Stored data
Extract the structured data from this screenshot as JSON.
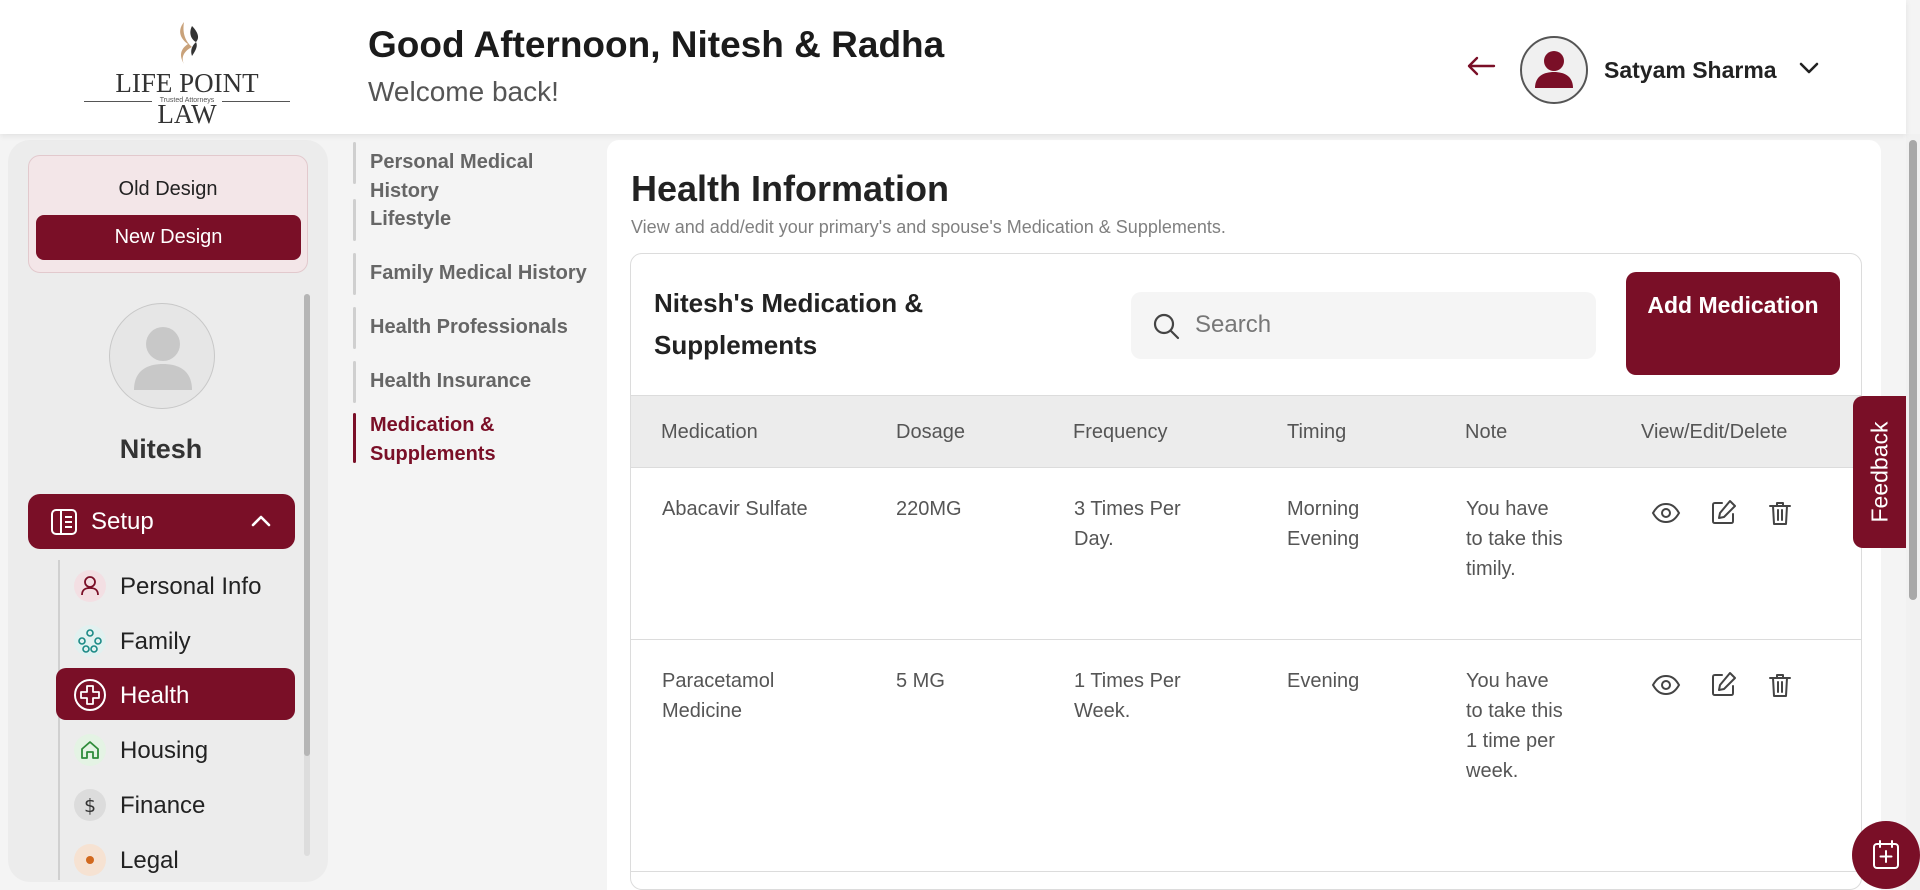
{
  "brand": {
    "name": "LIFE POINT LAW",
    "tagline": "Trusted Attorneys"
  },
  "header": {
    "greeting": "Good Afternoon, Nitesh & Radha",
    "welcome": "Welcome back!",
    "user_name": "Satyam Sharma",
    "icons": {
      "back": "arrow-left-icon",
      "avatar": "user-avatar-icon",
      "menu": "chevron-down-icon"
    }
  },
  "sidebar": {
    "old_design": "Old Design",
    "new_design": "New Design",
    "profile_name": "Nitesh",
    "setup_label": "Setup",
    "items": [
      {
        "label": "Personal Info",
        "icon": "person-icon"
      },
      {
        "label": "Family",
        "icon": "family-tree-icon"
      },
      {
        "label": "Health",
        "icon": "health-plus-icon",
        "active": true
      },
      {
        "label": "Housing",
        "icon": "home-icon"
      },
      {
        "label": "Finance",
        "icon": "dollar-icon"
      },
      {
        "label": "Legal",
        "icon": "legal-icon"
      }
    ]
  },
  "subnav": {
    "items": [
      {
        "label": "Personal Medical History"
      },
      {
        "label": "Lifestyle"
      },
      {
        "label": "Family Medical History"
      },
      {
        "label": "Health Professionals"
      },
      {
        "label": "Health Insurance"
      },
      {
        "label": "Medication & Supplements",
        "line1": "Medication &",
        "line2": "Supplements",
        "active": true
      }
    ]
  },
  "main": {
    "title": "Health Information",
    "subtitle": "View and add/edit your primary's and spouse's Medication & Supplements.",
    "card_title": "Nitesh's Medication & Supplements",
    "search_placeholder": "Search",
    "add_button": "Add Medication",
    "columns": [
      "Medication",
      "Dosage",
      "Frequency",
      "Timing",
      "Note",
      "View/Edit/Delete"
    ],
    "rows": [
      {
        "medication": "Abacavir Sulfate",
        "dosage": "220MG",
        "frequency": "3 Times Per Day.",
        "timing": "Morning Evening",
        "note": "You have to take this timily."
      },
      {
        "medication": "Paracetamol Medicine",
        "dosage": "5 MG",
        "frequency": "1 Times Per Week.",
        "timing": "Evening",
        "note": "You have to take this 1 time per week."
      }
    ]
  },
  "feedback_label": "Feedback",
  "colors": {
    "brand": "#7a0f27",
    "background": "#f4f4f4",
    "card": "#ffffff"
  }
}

WORK TO DO »
Each line in the listing above that contains "Design" should be copied.

TASK ANSWER »
    "old_design": "Old Design",
    "new_design": "New Design",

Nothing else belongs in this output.